Task directions | For each line in the data below that holds "name", return a copy.

Stored dataset items:
--------------------------------------------------

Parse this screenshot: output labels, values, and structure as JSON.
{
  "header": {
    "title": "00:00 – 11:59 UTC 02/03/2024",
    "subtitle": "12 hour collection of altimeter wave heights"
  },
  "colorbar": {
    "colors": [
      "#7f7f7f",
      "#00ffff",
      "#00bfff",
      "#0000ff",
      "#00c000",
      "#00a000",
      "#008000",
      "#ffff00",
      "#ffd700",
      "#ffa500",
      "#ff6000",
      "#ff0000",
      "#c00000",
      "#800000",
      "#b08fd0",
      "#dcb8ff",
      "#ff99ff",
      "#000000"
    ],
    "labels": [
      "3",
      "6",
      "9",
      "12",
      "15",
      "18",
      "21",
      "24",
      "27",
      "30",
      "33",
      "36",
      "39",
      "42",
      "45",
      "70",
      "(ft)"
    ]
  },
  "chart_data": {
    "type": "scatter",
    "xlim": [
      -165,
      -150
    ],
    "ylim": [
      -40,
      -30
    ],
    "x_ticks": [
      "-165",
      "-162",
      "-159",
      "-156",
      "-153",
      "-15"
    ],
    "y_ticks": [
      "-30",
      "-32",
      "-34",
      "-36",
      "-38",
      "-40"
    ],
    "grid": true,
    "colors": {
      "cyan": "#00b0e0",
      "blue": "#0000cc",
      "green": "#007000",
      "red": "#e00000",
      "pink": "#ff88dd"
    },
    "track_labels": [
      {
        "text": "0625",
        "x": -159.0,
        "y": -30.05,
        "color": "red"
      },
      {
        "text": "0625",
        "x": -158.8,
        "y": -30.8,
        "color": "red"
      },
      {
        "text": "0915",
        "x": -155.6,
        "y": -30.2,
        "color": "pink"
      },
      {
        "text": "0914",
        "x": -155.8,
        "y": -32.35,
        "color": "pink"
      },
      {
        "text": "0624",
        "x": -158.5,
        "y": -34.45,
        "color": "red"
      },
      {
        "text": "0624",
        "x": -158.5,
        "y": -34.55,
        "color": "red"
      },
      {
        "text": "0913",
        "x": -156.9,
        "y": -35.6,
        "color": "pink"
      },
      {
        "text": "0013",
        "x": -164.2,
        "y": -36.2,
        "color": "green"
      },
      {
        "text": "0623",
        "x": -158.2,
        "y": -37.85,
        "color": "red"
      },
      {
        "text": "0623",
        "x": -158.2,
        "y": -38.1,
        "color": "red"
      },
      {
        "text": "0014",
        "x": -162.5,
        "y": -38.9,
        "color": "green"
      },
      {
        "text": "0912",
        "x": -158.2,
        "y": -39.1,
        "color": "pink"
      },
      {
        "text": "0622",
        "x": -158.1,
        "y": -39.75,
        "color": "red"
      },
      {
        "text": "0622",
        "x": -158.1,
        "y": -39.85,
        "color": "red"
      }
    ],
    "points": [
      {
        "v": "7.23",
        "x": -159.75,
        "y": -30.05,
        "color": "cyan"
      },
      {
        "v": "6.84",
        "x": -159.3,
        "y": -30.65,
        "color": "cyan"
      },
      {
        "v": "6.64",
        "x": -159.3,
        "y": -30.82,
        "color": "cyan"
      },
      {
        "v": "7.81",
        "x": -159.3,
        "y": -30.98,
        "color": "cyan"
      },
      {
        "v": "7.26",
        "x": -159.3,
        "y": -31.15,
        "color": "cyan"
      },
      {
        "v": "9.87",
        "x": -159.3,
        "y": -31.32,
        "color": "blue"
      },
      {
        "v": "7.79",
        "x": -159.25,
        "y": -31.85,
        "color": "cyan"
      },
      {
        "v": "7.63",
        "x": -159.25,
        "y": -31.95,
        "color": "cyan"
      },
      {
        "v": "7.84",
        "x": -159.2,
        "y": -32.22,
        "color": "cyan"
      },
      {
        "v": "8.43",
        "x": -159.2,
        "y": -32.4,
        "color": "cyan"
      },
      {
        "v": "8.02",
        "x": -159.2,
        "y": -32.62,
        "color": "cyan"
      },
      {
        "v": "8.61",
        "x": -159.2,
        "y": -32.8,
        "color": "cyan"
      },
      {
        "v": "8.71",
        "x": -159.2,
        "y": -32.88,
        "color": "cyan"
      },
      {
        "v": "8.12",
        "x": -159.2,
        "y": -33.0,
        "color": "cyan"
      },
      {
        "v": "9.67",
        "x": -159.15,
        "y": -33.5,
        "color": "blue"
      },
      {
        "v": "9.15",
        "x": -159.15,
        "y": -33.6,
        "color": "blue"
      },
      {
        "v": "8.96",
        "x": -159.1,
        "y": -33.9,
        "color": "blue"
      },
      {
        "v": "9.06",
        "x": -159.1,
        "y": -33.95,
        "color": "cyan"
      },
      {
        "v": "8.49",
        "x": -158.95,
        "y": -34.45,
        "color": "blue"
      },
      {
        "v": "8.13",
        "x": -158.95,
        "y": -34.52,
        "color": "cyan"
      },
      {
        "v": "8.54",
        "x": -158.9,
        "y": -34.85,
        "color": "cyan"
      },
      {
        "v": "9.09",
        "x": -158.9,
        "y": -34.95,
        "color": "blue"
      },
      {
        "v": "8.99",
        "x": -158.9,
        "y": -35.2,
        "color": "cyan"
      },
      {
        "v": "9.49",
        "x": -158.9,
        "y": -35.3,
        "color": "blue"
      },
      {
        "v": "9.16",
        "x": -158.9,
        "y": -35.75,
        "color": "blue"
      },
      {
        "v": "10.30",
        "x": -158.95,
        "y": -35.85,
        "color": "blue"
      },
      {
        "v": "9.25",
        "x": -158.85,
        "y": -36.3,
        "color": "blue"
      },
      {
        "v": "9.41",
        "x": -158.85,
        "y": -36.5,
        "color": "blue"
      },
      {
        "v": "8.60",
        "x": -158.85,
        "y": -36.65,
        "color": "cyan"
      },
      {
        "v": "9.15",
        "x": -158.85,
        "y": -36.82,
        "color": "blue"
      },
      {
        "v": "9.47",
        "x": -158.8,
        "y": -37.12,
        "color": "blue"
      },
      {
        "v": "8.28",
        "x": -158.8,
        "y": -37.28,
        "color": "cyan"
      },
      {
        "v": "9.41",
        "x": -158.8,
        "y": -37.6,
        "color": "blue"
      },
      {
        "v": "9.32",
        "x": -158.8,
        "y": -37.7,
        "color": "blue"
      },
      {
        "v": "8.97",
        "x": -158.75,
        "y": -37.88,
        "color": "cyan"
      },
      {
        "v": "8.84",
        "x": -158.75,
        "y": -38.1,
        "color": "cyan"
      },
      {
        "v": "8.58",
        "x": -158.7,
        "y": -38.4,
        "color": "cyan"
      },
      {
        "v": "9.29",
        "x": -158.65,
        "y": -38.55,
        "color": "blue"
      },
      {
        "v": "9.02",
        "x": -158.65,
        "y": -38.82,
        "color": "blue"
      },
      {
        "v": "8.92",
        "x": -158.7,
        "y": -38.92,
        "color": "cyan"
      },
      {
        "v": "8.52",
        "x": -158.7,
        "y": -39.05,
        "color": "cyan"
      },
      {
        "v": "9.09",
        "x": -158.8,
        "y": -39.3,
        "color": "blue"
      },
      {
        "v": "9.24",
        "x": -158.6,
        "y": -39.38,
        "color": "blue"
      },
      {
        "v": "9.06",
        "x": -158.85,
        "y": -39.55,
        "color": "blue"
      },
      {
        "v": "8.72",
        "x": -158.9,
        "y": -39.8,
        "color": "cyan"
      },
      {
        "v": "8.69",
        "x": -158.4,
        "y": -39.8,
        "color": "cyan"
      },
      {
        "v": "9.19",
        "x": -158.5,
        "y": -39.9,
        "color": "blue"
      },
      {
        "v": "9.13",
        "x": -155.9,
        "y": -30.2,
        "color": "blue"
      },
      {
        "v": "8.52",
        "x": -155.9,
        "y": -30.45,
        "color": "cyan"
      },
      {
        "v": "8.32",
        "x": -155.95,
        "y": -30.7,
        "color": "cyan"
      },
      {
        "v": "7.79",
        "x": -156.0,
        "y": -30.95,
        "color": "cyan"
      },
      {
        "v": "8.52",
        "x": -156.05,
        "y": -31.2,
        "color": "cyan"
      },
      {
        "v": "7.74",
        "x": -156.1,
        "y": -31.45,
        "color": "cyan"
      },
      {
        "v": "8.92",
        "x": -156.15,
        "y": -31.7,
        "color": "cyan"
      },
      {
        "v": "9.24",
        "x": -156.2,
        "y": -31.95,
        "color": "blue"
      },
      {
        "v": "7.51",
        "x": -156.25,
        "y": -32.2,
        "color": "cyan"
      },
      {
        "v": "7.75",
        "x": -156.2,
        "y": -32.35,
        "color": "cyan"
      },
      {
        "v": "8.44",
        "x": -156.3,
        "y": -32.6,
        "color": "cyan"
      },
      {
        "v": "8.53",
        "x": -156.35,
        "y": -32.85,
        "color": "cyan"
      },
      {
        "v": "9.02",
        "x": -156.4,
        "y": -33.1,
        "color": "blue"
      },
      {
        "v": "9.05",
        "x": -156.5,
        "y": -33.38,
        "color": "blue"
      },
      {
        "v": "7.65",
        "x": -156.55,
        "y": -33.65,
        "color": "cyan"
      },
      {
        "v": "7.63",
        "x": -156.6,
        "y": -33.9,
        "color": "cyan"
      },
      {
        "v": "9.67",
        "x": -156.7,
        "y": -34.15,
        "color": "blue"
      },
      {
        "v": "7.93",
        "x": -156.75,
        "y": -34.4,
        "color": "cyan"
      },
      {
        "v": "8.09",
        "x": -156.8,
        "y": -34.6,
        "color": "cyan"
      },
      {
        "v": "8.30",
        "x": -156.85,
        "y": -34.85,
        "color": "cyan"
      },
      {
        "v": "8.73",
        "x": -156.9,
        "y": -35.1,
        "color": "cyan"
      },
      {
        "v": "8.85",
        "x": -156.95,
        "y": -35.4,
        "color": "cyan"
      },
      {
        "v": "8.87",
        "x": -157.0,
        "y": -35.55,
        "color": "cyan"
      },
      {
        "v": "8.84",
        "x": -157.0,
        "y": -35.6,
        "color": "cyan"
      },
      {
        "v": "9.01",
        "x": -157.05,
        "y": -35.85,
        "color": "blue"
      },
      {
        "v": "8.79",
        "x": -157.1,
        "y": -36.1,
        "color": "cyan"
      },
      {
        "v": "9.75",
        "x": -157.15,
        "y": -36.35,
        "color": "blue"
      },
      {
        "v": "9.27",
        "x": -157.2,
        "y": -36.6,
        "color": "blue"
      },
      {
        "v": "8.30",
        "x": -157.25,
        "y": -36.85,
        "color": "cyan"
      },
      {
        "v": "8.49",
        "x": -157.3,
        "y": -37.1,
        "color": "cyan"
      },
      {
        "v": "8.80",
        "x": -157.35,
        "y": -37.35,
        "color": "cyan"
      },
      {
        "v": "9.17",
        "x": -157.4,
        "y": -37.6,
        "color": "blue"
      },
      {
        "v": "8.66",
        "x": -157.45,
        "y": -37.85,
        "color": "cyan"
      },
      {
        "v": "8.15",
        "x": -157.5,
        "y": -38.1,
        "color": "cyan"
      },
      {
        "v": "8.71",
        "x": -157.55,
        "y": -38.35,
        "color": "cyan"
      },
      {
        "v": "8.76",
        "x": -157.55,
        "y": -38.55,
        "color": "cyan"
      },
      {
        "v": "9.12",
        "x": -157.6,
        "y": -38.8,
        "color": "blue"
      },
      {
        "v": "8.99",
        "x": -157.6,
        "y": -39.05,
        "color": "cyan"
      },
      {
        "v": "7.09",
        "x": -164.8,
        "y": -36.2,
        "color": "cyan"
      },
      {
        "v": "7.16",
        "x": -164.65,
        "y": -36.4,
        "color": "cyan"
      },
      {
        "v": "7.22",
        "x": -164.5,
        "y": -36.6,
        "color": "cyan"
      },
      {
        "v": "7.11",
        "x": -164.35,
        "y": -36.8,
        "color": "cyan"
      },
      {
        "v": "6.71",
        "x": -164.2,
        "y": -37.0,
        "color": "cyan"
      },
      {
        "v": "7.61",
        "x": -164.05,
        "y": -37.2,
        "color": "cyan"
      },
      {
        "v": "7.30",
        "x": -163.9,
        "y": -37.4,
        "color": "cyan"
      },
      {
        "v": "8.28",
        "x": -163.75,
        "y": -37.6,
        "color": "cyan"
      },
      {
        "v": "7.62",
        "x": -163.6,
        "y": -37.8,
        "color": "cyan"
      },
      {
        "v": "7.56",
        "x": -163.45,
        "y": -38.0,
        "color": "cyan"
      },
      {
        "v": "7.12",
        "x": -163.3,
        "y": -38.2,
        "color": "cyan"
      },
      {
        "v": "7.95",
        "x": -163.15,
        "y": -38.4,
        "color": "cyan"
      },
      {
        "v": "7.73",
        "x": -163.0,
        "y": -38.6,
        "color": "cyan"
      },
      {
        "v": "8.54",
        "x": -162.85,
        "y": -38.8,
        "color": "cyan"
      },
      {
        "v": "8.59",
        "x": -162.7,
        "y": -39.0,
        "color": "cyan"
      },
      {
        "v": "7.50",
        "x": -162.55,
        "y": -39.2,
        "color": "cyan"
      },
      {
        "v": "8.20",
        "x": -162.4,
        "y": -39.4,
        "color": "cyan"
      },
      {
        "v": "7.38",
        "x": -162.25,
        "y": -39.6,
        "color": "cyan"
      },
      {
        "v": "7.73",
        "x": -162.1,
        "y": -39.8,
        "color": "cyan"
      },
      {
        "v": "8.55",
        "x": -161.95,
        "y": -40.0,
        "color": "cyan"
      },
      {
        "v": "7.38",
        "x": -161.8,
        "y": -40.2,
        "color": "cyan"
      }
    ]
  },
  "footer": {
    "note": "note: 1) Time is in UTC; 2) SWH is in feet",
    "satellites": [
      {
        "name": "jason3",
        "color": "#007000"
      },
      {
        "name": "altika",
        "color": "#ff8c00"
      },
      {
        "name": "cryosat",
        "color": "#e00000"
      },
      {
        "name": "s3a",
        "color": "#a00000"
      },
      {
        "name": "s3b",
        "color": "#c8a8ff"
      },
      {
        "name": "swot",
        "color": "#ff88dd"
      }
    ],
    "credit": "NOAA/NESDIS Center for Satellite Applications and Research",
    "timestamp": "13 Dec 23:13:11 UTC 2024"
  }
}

--------------------------------------------------

Expected output |
        "name": "jason3",
        "name": "altika",
        "name": "cryosat",
        "name": "s3a",
        "name": "s3b",
        "name": "swot",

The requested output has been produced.